EXERCISE: Across the listing below, how many lines hold "social"? Reply with the number by itself.

SOURCE MATERIAL:

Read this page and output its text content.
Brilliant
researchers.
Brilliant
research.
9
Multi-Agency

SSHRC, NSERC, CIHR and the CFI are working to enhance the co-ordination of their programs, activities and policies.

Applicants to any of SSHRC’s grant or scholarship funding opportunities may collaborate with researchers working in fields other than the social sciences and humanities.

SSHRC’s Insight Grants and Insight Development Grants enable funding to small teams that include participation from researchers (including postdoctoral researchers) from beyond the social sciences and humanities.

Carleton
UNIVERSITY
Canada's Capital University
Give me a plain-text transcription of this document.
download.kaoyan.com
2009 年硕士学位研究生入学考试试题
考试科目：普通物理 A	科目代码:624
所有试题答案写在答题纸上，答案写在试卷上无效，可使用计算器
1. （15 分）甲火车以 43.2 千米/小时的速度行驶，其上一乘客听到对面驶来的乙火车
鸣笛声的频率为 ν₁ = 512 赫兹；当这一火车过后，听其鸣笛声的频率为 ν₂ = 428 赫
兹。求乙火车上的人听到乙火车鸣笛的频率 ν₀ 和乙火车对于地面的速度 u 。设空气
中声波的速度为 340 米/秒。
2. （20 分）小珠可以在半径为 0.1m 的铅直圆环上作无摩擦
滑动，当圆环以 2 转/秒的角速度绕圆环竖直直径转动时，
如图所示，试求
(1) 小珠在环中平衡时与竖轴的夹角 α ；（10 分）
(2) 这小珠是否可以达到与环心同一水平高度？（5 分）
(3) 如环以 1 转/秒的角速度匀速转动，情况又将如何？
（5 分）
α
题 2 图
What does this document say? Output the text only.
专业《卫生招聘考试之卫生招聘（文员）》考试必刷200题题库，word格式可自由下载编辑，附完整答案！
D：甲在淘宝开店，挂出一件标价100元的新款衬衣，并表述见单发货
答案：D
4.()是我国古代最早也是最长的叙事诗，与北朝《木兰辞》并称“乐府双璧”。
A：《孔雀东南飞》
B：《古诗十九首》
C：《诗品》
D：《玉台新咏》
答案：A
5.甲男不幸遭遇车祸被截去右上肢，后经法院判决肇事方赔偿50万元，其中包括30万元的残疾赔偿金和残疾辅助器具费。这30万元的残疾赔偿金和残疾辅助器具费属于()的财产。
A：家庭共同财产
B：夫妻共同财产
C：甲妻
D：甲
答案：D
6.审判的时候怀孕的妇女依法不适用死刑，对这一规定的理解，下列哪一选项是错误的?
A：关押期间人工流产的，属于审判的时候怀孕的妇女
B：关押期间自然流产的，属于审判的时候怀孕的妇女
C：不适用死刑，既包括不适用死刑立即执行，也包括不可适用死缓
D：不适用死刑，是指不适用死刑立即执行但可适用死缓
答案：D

ANSWER TO THIS EXERCISE: 2